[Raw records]
● ● ●
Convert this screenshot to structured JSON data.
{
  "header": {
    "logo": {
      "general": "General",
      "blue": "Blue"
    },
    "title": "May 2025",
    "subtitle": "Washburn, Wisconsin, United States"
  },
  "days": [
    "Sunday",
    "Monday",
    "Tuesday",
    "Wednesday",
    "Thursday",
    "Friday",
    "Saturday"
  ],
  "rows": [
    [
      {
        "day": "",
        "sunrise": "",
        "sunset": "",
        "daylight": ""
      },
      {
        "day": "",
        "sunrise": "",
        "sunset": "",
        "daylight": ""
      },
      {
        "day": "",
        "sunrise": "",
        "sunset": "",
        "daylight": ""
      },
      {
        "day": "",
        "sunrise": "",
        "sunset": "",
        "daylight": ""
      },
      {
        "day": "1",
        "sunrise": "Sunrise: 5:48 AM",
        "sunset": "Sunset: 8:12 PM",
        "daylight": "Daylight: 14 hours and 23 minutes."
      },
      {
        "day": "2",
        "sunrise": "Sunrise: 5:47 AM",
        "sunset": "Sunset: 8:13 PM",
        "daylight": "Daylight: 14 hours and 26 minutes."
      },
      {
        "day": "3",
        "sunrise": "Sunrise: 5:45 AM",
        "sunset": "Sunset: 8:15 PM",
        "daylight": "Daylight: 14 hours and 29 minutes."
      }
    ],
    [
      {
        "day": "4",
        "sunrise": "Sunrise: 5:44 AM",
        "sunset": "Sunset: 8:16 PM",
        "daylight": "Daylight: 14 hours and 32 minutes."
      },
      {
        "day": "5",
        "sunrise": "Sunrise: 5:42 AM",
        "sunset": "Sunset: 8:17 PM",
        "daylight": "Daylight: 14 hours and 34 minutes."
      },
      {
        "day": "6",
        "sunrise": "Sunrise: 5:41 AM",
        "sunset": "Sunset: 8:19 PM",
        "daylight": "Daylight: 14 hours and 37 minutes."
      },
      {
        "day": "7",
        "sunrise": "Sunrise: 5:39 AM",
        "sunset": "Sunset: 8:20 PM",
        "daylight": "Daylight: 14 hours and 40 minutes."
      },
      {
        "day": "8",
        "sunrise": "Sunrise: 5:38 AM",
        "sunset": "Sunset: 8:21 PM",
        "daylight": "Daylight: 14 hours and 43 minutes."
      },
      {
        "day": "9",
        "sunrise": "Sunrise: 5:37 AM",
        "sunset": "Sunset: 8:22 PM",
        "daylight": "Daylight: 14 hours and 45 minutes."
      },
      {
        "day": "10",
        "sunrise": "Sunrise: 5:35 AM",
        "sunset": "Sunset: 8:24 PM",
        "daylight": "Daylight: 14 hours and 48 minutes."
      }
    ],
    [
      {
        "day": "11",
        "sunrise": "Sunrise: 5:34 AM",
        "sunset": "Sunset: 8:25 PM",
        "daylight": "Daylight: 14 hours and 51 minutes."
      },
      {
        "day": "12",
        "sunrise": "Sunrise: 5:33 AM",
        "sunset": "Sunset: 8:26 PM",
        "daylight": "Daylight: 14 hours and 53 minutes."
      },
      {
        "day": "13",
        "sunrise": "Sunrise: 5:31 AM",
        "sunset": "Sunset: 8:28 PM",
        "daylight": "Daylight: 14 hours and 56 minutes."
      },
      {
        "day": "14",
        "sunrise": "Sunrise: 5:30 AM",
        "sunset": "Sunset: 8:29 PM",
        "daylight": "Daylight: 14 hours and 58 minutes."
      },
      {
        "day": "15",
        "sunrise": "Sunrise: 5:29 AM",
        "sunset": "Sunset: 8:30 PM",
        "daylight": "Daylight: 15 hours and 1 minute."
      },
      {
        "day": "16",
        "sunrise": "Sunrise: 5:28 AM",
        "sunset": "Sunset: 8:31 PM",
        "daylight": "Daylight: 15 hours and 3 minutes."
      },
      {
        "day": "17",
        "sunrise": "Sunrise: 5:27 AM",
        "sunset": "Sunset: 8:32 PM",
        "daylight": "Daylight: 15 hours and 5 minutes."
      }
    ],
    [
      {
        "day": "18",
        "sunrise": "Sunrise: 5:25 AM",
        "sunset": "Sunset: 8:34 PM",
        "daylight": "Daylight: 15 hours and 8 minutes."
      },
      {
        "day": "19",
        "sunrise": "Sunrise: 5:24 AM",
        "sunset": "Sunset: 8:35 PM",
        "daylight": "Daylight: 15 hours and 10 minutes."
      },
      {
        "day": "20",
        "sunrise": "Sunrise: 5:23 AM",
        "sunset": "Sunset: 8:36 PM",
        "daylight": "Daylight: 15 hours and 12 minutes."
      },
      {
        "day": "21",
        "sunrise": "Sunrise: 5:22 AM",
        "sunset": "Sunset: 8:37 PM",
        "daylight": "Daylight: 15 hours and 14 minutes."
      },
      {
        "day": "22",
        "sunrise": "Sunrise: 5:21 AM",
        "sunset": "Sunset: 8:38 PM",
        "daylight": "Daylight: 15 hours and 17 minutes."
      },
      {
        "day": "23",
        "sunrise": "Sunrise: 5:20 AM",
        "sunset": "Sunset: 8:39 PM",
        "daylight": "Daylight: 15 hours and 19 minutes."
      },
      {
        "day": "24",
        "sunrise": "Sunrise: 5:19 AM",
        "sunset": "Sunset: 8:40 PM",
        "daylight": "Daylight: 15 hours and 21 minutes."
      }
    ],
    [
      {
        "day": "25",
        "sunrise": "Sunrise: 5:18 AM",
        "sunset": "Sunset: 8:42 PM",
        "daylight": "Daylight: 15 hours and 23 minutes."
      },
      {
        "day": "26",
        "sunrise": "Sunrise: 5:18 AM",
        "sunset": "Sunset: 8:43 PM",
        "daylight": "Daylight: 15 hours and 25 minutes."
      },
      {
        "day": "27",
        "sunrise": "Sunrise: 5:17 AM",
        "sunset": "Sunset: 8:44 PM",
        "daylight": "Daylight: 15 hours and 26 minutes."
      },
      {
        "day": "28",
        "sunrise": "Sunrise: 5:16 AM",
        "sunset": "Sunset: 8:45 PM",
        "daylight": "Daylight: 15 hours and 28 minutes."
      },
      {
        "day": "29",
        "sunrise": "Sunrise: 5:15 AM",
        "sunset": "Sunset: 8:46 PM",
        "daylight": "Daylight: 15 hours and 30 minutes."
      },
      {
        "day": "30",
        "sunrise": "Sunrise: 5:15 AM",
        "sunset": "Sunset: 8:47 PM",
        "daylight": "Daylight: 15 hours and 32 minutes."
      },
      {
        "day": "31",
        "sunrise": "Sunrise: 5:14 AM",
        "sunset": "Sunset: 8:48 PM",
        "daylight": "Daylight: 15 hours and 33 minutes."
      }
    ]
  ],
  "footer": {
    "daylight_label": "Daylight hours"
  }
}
● ● ●
Task brief →
Each entry above is to be set down again in exactly the same words.

Full output →
Convert this screenshot to structured JSON data.
{
  "header": {
    "logo": {
      "general": "General",
      "blue": "Blue"
    },
    "title": "May 2025",
    "subtitle": "Washburn, Wisconsin, United States"
  },
  "days": [
    "Sunday",
    "Monday",
    "Tuesday",
    "Wednesday",
    "Thursday",
    "Friday",
    "Saturday"
  ],
  "rows": [
    [
      {
        "day": "",
        "sunrise": "",
        "sunset": "",
        "daylight": ""
      },
      {
        "day": "",
        "sunrise": "",
        "sunset": "",
        "daylight": ""
      },
      {
        "day": "",
        "sunrise": "",
        "sunset": "",
        "daylight": ""
      },
      {
        "day": "",
        "sunrise": "",
        "sunset": "",
        "daylight": ""
      },
      {
        "day": "1",
        "sunrise": "Sunrise: 5:48 AM",
        "sunset": "Sunset: 8:12 PM",
        "daylight": "Daylight: 14 hours and 23 minutes."
      },
      {
        "day": "2",
        "sunrise": "Sunrise: 5:47 AM",
        "sunset": "Sunset: 8:13 PM",
        "daylight": "Daylight: 14 hours and 26 minutes."
      },
      {
        "day": "3",
        "sunrise": "Sunrise: 5:45 AM",
        "sunset": "Sunset: 8:15 PM",
        "daylight": "Daylight: 14 hours and 29 minutes."
      }
    ],
    [
      {
        "day": "4",
        "sunrise": "Sunrise: 5:44 AM",
        "sunset": "Sunset: 8:16 PM",
        "daylight": "Daylight: 14 hours and 32 minutes."
      },
      {
        "day": "5",
        "sunrise": "Sunrise: 5:42 AM",
        "sunset": "Sunset: 8:17 PM",
        "daylight": "Daylight: 14 hours and 34 minutes."
      },
      {
        "day": "6",
        "sunrise": "Sunrise: 5:41 AM",
        "sunset": "Sunset: 8:19 PM",
        "daylight": "Daylight: 14 hours and 37 minutes."
      },
      {
        "day": "7",
        "sunrise": "Sunrise: 5:39 AM",
        "sunset": "Sunset: 8:20 PM",
        "daylight": "Daylight: 14 hours and 40 minutes."
      },
      {
        "day": "8",
        "sunrise": "Sunrise: 5:38 AM",
        "sunset": "Sunset: 8:21 PM",
        "daylight": "Daylight: 14 hours and 43 minutes."
      },
      {
        "day": "9",
        "sunrise": "Sunrise: 5:37 AM",
        "sunset": "Sunset: 8:22 PM",
        "daylight": "Daylight: 14 hours and 45 minutes."
      },
      {
        "day": "10",
        "sunrise": "Sunrise: 5:35 AM",
        "sunset": "Sunset: 8:24 PM",
        "daylight": "Daylight: 14 hours and 48 minutes."
      }
    ],
    [
      {
        "day": "11",
        "sunrise": "Sunrise: 5:34 AM",
        "sunset": "Sunset: 8:25 PM",
        "daylight": "Daylight: 14 hours and 51 minutes."
      },
      {
        "day": "12",
        "sunrise": "Sunrise: 5:33 AM",
        "sunset": "Sunset: 8:26 PM",
        "daylight": "Daylight: 14 hours and 53 minutes."
      },
      {
        "day": "13",
        "sunrise": "Sunrise: 5:31 AM",
        "sunset": "Sunset: 8:28 PM",
        "daylight": "Daylight: 14 hours and 56 minutes."
      },
      {
        "day": "14",
        "sunrise": "Sunrise: 5:30 AM",
        "sunset": "Sunset: 8:29 PM",
        "daylight": "Daylight: 14 hours and 58 minutes."
      },
      {
        "day": "15",
        "sunrise": "Sunrise: 5:29 AM",
        "sunset": "Sunset: 8:30 PM",
        "daylight": "Daylight: 15 hours and 1 minute."
      },
      {
        "day": "16",
        "sunrise": "Sunrise: 5:28 AM",
        "sunset": "Sunset: 8:31 PM",
        "daylight": "Daylight: 15 hours and 3 minutes."
      },
      {
        "day": "17",
        "sunrise": "Sunrise: 5:27 AM",
        "sunset": "Sunset: 8:32 PM",
        "daylight": "Daylight: 15 hours and 5 minutes."
      }
    ],
    [
      {
        "day": "18",
        "sunrise": "Sunrise: 5:25 AM",
        "sunset": "Sunset: 8:34 PM",
        "daylight": "Daylight: 15 hours and 8 minutes."
      },
      {
        "day": "19",
        "sunrise": "Sunrise: 5:24 AM",
        "sunset": "Sunset: 8:35 PM",
        "daylight": "Daylight: 15 hours and 10 minutes."
      },
      {
        "day": "20",
        "sunrise": "Sunrise: 5:23 AM",
        "sunset": "Sunset: 8:36 PM",
        "daylight": "Daylight: 15 hours and 12 minutes."
      },
      {
        "day": "21",
        "sunrise": "Sunrise: 5:22 AM",
        "sunset": "Sunset: 8:37 PM",
        "daylight": "Daylight: 15 hours and 14 minutes."
      },
      {
        "day": "22",
        "sunrise": "Sunrise: 5:21 AM",
        "sunset": "Sunset: 8:38 PM",
        "daylight": "Daylight: 15 hours and 17 minutes."
      },
      {
        "day": "23",
        "sunrise": "Sunrise: 5:20 AM",
        "sunset": "Sunset: 8:39 PM",
        "daylight": "Daylight: 15 hours and 19 minutes."
      },
      {
        "day": "24",
        "sunrise": "Sunrise: 5:19 AM",
        "sunset": "Sunset: 8:40 PM",
        "daylight": "Daylight: 15 hours and 21 minutes."
      }
    ],
    [
      {
        "day": "25",
        "sunrise": "Sunrise: 5:18 AM",
        "sunset": "Sunset: 8:42 PM",
        "daylight": "Daylight: 15 hours and 23 minutes."
      },
      {
        "day": "26",
        "sunrise": "Sunrise: 5:18 AM",
        "sunset": "Sunset: 8:43 PM",
        "daylight": "Daylight: 15 hours and 25 minutes."
      },
      {
        "day": "27",
        "sunrise": "Sunrise: 5:17 AM",
        "sunset": "Sunset: 8:44 PM",
        "daylight": "Daylight: 15 hours and 26 minutes."
      },
      {
        "day": "28",
        "sunrise": "Sunrise: 5:16 AM",
        "sunset": "Sunset: 8:45 PM",
        "daylight": "Daylight: 15 hours and 28 minutes."
      },
      {
        "day": "29",
        "sunrise": "Sunrise: 5:15 AM",
        "sunset": "Sunset: 8:46 PM",
        "daylight": "Daylight: 15 hours and 30 minutes."
      },
      {
        "day": "30",
        "sunrise": "Sunrise: 5:15 AM",
        "sunset": "Sunset: 8:47 PM",
        "daylight": "Daylight: 15 hours and 32 minutes."
      },
      {
        "day": "31",
        "sunrise": "Sunrise: 5:14 AM",
        "sunset": "Sunset: 8:48 PM",
        "daylight": "Daylight: 15 hours and 33 minutes."
      }
    ]
  ],
  "footer": {
    "daylight_label": "Daylight hours"
  }
}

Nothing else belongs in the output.